OBJECTIVE -> Tally the lines in the records underneath that contain the string "this", and state the figure by itself.

(Figure contents as structured data)
^^^^^^^^

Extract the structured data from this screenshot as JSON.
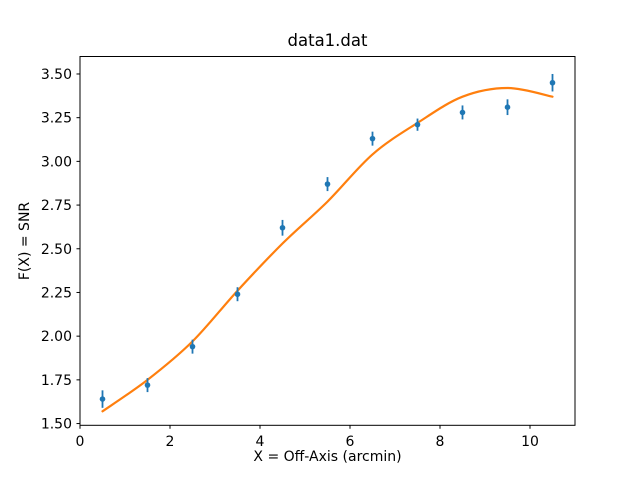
{
  "chart_data": {
    "type": "scatter",
    "title": "data1.dat",
    "xlabel": "X = Off-Axis (arcmin)",
    "ylabel": "F(X) = SNR",
    "xlim": [
      0,
      11
    ],
    "ylim": [
      1.49,
      3.6
    ],
    "x_ticks": [
      0,
      2,
      4,
      6,
      8,
      10
    ],
    "y_ticks": [
      1.5,
      1.75,
      2.0,
      2.25,
      2.5,
      2.75,
      3.0,
      3.25,
      3.5
    ],
    "grid": false,
    "legend": "none",
    "background_color": "#ffffff",
    "spine_color": "#000000",
    "series": [
      {
        "name": "data-points-with-errorbars",
        "type": "scatter-errorbar",
        "color": "#1f77b4",
        "x": [
          0.5,
          1.5,
          2.5,
          3.5,
          4.5,
          5.5,
          6.5,
          7.5,
          8.5,
          9.5,
          10.5
        ],
        "y": [
          1.64,
          1.72,
          1.94,
          2.24,
          2.62,
          2.87,
          3.13,
          3.21,
          3.28,
          3.31,
          3.45
        ],
        "yerr": [
          0.05,
          0.04,
          0.04,
          0.04,
          0.045,
          0.04,
          0.04,
          0.035,
          0.04,
          0.045,
          0.05
        ]
      },
      {
        "name": "model-curve",
        "type": "line",
        "color": "#ff7f0e",
        "x": [
          0.5,
          1.5,
          2.5,
          3.5,
          4.5,
          5.5,
          6.5,
          7.5,
          8.5,
          9.5,
          10.5
        ],
        "y": [
          1.57,
          1.75,
          1.97,
          2.26,
          2.53,
          2.77,
          3.04,
          3.22,
          3.37,
          3.42,
          3.37
        ]
      }
    ]
  }
}
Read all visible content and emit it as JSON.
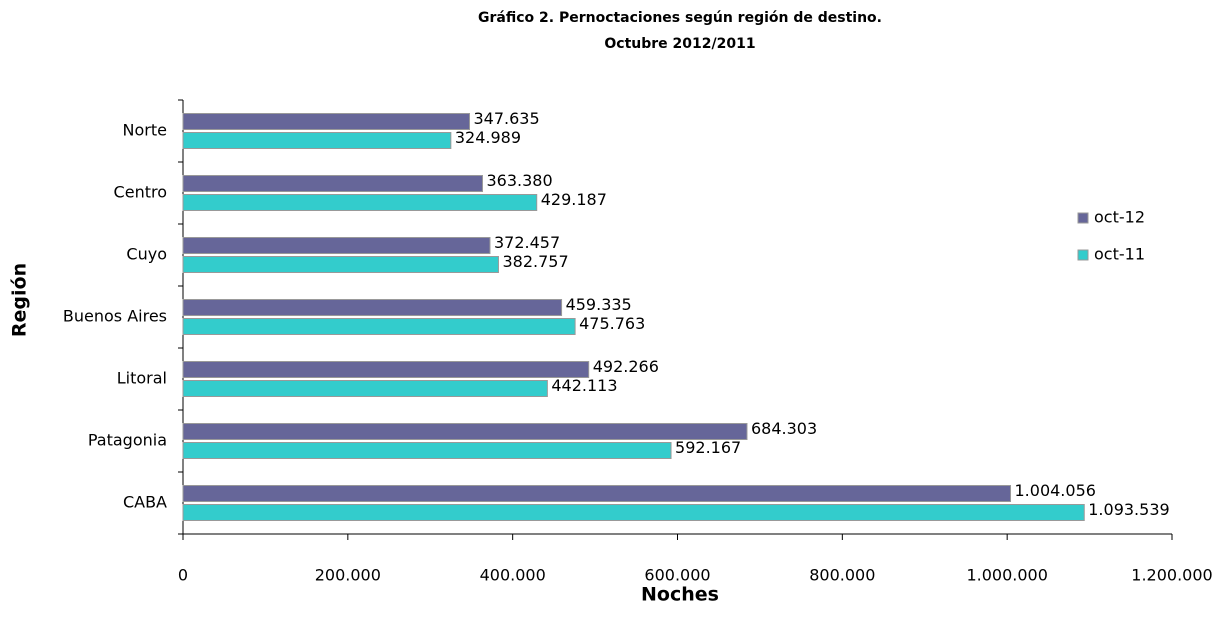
{
  "chart_data": {
    "type": "bar",
    "orientation": "horizontal",
    "title": "Gráfico 2. Pernoctaciones según región de destino.",
    "subtitle": "Octubre 2012/2011",
    "x_label": "Noches",
    "y_label": "Región",
    "categories": [
      "Norte",
      "Centro",
      "Cuyo",
      "Buenos Aires",
      "Litoral",
      "Patagonia",
      "CABA"
    ],
    "series": [
      {
        "name": "oct-12",
        "color": "#666699",
        "values": [
          347635,
          363380,
          372457,
          459335,
          492266,
          684303,
          1004056
        ],
        "value_labels": [
          "347.635",
          "363.380",
          "372.457",
          "459.335",
          "492.266",
          "684.303",
          "1.004.056"
        ]
      },
      {
        "name": "oct-11",
        "color": "#33cccc",
        "values": [
          324989,
          429187,
          382757,
          475763,
          442113,
          592167,
          1093539
        ],
        "value_labels": [
          "324.989",
          "429.187",
          "382.757",
          "475.763",
          "442.113",
          "592.167",
          "1.093.539"
        ]
      }
    ],
    "xlim": [
      0,
      1200000
    ],
    "xticks": [
      0,
      {
        "value": 200000,
        "label": "200.000"
      },
      {
        "value": 400000,
        "label": "400.000"
      },
      {
        "value": 600000,
        "label": "600.000"
      },
      {
        "value": 800000,
        "label": "800.000"
      },
      {
        "value": 1000000,
        "label": "1.000.000"
      },
      {
        "value": 1200000,
        "label": "1.200.000"
      }
    ],
    "grid": false,
    "legend": "right"
  }
}
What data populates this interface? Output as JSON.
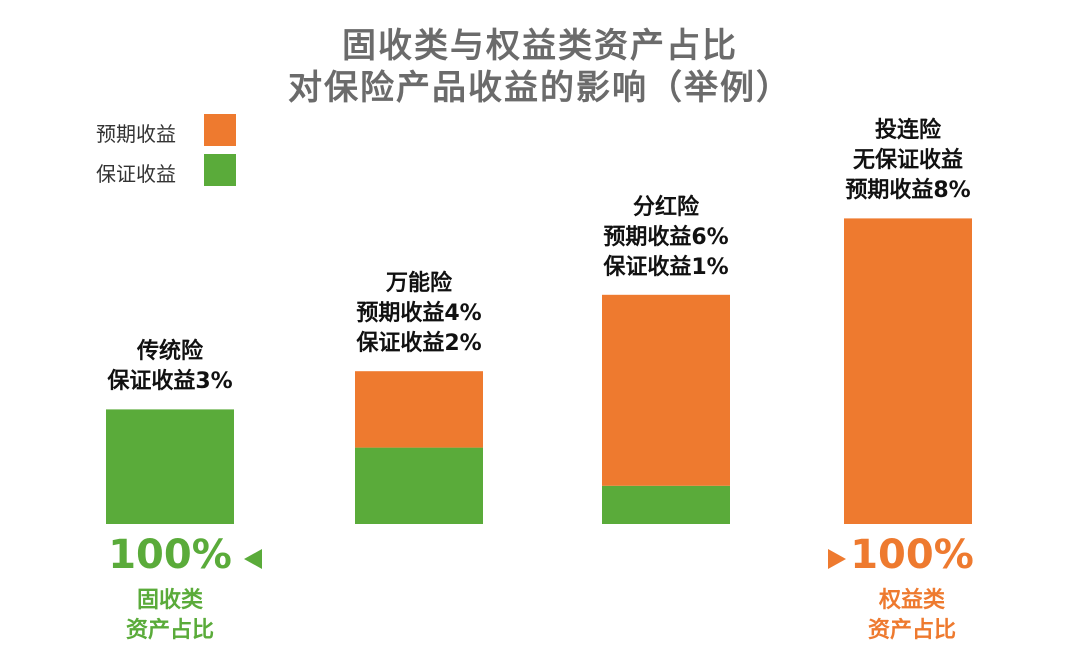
{
  "title": {
    "line1": "固收类与权益类资产占比",
    "line2": "对保险产品收益的影响（举例）"
  },
  "colors": {
    "guaranteed": "#5aab3a",
    "expected": "#ee7a2f",
    "title": "#6b6b6b"
  },
  "legend": [
    {
      "label": "预期收益",
      "series": "expected"
    },
    {
      "label": "保证收益",
      "series": "guaranteed"
    }
  ],
  "chart_data": {
    "type": "bar",
    "stacked": true,
    "categories": [
      "传统险",
      "万能险",
      "分红险",
      "投连险"
    ],
    "series": [
      {
        "name": "保证收益",
        "key": "guaranteed",
        "values": [
          3,
          2,
          1,
          0
        ]
      },
      {
        "name": "预期收益",
        "key": "expected",
        "values": [
          0,
          2,
          5,
          8
        ]
      }
    ],
    "bar_labels": [
      [
        "传统险",
        "保证收益3%"
      ],
      [
        "万能险",
        "预期收益4%",
        "保证收益2%"
      ],
      [
        "分红险",
        "预期收益6%",
        "保证收益1%"
      ],
      [
        "投连险",
        "无保证收益",
        "预期收益8%"
      ]
    ],
    "ylim": [
      0,
      8
    ]
  },
  "footer": {
    "left_pct": "100%",
    "left_caption": [
      "固收类",
      "资产占比"
    ],
    "right_pct": "100%",
    "right_caption": [
      "权益类",
      "资产占比"
    ]
  }
}
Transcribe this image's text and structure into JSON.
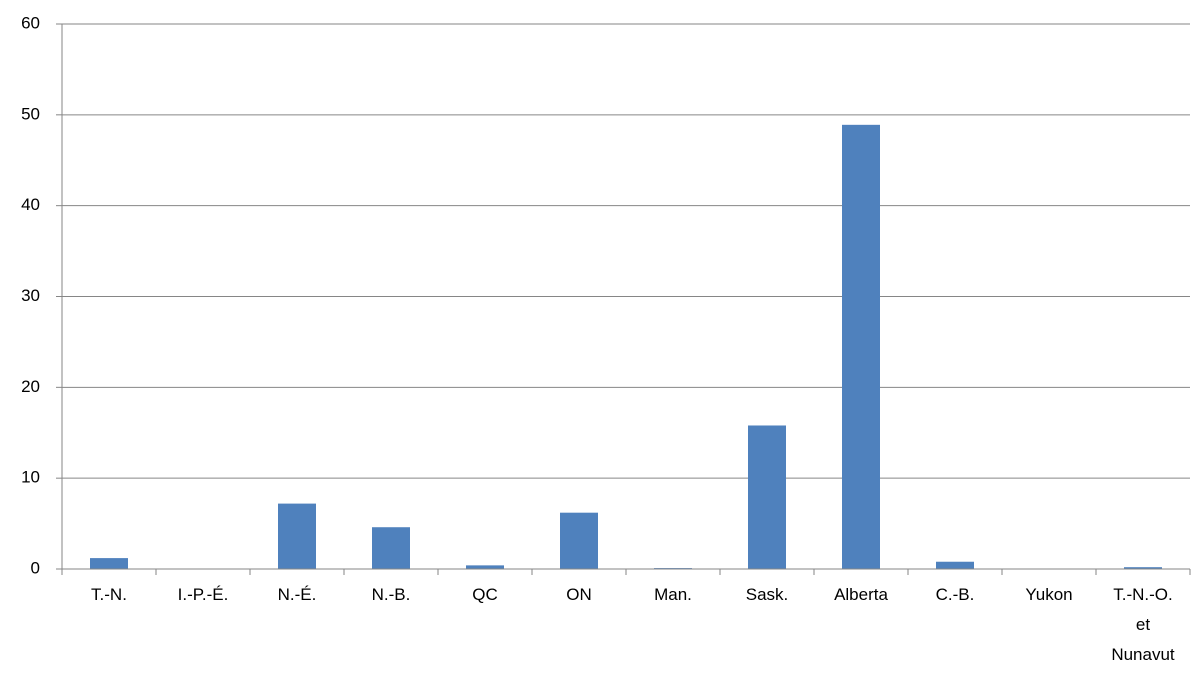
{
  "chart_data": {
    "type": "bar",
    "categories": [
      "T.-N.",
      "I.-P.-É.",
      "N.-É.",
      "N.-B.",
      "QC",
      "ON",
      "Man.",
      "Sask.",
      "Alberta",
      "C.-B.",
      "Yukon",
      "T.-N.-O. et Nunavut"
    ],
    "values": [
      1.2,
      0,
      7.2,
      4.6,
      0.4,
      6.2,
      0.1,
      15.8,
      48.9,
      0.8,
      0,
      0.2
    ],
    "color": "#4f81bd",
    "ylim": [
      0,
      60
    ],
    "yticks": [
      0,
      10,
      20,
      30,
      40,
      50,
      60
    ],
    "grid": true
  }
}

^^^^^^^^

TASK OUTPUT -> 3